Retype the listing that follows, word for word.
□ □ □ □
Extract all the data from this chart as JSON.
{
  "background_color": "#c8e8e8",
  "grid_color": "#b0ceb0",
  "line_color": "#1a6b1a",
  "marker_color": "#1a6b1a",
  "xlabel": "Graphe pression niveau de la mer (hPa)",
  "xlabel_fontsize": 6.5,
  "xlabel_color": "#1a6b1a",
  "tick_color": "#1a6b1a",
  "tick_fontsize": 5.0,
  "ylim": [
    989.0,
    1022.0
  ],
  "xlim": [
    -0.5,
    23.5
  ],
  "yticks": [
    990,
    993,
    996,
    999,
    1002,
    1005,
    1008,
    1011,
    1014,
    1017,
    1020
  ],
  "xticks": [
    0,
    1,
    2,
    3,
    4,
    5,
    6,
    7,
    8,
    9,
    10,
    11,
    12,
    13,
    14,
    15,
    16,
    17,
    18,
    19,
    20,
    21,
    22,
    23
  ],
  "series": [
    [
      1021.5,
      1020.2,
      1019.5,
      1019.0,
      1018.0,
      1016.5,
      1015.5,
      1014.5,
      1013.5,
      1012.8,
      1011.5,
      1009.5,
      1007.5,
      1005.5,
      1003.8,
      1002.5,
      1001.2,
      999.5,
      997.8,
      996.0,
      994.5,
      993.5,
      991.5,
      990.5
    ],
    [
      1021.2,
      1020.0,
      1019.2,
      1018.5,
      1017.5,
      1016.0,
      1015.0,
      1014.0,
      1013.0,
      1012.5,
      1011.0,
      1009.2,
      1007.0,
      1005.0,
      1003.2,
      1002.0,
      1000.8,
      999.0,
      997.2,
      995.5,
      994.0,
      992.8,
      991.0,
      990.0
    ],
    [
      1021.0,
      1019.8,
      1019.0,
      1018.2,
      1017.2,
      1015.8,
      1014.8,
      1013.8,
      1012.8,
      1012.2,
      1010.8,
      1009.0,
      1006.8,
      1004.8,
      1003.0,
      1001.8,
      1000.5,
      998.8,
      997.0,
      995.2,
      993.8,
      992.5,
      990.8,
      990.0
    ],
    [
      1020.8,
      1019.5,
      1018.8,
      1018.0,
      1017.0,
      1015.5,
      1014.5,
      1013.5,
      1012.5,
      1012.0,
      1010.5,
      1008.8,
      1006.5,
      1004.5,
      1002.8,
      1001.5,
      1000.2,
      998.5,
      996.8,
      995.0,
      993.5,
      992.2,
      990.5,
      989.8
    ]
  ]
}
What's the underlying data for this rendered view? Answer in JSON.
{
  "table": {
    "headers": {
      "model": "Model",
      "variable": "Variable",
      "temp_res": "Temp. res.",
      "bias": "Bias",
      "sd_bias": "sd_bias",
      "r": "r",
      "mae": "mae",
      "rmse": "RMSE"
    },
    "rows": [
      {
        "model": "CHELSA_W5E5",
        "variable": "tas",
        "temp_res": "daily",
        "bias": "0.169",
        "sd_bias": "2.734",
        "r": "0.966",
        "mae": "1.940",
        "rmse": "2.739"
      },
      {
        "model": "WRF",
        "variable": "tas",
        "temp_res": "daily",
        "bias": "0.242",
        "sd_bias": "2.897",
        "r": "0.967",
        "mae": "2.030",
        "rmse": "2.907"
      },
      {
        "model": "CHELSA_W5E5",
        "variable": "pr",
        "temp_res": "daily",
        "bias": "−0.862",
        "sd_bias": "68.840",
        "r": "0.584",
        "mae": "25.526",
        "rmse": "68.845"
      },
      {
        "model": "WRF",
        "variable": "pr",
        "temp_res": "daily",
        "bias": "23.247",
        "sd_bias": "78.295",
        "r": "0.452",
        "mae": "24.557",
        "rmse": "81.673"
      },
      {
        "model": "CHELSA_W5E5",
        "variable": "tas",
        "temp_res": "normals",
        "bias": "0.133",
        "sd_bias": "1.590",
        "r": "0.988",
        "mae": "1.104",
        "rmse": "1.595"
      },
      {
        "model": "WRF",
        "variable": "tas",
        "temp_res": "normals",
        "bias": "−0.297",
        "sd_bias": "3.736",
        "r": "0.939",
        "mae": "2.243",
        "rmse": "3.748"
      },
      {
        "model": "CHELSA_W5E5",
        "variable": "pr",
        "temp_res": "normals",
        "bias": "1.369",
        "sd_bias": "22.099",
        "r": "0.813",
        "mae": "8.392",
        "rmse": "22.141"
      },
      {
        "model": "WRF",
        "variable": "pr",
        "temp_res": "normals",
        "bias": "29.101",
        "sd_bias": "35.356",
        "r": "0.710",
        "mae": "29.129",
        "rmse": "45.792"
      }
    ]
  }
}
□ □ □ □
Answer in full
Extract all the data from this chart as JSON.
{
  "background_color": "#c8e8e8",
  "grid_color": "#b0ceb0",
  "line_color": "#1a6b1a",
  "marker_color": "#1a6b1a",
  "xlabel": "Graphe pression niveau de la mer (hPa)",
  "xlabel_fontsize": 6.5,
  "xlabel_color": "#1a6b1a",
  "tick_color": "#1a6b1a",
  "tick_fontsize": 5.0,
  "ylim": [
    989.0,
    1022.0
  ],
  "xlim": [
    -0.5,
    23.5
  ],
  "yticks": [
    990,
    993,
    996,
    999,
    1002,
    1005,
    1008,
    1011,
    1014,
    1017,
    1020
  ],
  "xticks": [
    0,
    1,
    2,
    3,
    4,
    5,
    6,
    7,
    8,
    9,
    10,
    11,
    12,
    13,
    14,
    15,
    16,
    17,
    18,
    19,
    20,
    21,
    22,
    23
  ],
  "series": [
    [
      1021.5,
      1020.2,
      1019.5,
      1019.0,
      1018.0,
      1016.5,
      1015.5,
      1014.5,
      1013.5,
      1012.8,
      1011.5,
      1009.5,
      1007.5,
      1005.5,
      1003.8,
      1002.5,
      1001.2,
      999.5,
      997.8,
      996.0,
      994.5,
      993.5,
      991.5,
      990.5
    ],
    [
      1021.2,
      1020.0,
      1019.2,
      1018.5,
      1017.5,
      1016.0,
      1015.0,
      1014.0,
      1013.0,
      1012.5,
      1011.0,
      1009.2,
      1007.0,
      1005.0,
      1003.2,
      1002.0,
      1000.8,
      999.0,
      997.2,
      995.5,
      994.0,
      992.8,
      991.0,
      990.0
    ],
    [
      1021.0,
      1019.8,
      1019.0,
      1018.2,
      1017.2,
      1015.8,
      1014.8,
      1013.8,
      1012.8,
      1012.2,
      1010.8,
      1009.0,
      1006.8,
      1004.8,
      1003.0,
      1001.8,
      1000.5,
      998.8,
      997.0,
      995.2,
      993.8,
      992.5,
      990.8,
      990.0
    ],
    [
      1020.8,
      1019.5,
      1018.8,
      1018.0,
      1017.0,
      1015.5,
      1014.5,
      1013.5,
      1012.5,
      1012.0,
      1010.5,
      1008.8,
      1006.5,
      1004.5,
      1002.8,
      1001.5,
      1000.2,
      998.5,
      996.8,
      995.0,
      993.5,
      992.2,
      990.5,
      989.8
    ]
  ]
}
What's the underlying data for this rendered view? Answer in JSON.
{
  "table": {
    "headers": {
      "model": "Model",
      "variable": "Variable",
      "temp_res": "Temp. res.",
      "bias": "Bias",
      "sd_bias": "sd_bias",
      "r": "r",
      "mae": "mae",
      "rmse": "RMSE"
    },
    "rows": [
      {
        "model": "CHELSA_W5E5",
        "variable": "tas",
        "temp_res": "daily",
        "bias": "0.169",
        "sd_bias": "2.734",
        "r": "0.966",
        "mae": "1.940",
        "rmse": "2.739"
      },
      {
        "model": "WRF",
        "variable": "tas",
        "temp_res": "daily",
        "bias": "0.242",
        "sd_bias": "2.897",
        "r": "0.967",
        "mae": "2.030",
        "rmse": "2.907"
      },
      {
        "model": "CHELSA_W5E5",
        "variable": "pr",
        "temp_res": "daily",
        "bias": "−0.862",
        "sd_bias": "68.840",
        "r": "0.584",
        "mae": "25.526",
        "rmse": "68.845"
      },
      {
        "model": "WRF",
        "variable": "pr",
        "temp_res": "daily",
        "bias": "23.247",
        "sd_bias": "78.295",
        "r": "0.452",
        "mae": "24.557",
        "rmse": "81.673"
      },
      {
        "model": "CHELSA_W5E5",
        "variable": "tas",
        "temp_res": "normals",
        "bias": "0.133",
        "sd_bias": "1.590",
        "r": "0.988",
        "mae": "1.104",
        "rmse": "1.595"
      },
      {
        "model": "WRF",
        "variable": "tas",
        "temp_res": "normals",
        "bias": "−0.297",
        "sd_bias": "3.736",
        "r": "0.939",
        "mae": "2.243",
        "rmse": "3.748"
      },
      {
        "model": "CHELSA_W5E5",
        "variable": "pr",
        "temp_res": "normals",
        "bias": "1.369",
        "sd_bias": "22.099",
        "r": "0.813",
        "mae": "8.392",
        "rmse": "22.141"
      },
      {
        "model": "WRF",
        "variable": "pr",
        "temp_res": "normals",
        "bias": "29.101",
        "sd_bias": "35.356",
        "r": "0.710",
        "mae": "29.129",
        "rmse": "45.792"
      }
    ]
  }
}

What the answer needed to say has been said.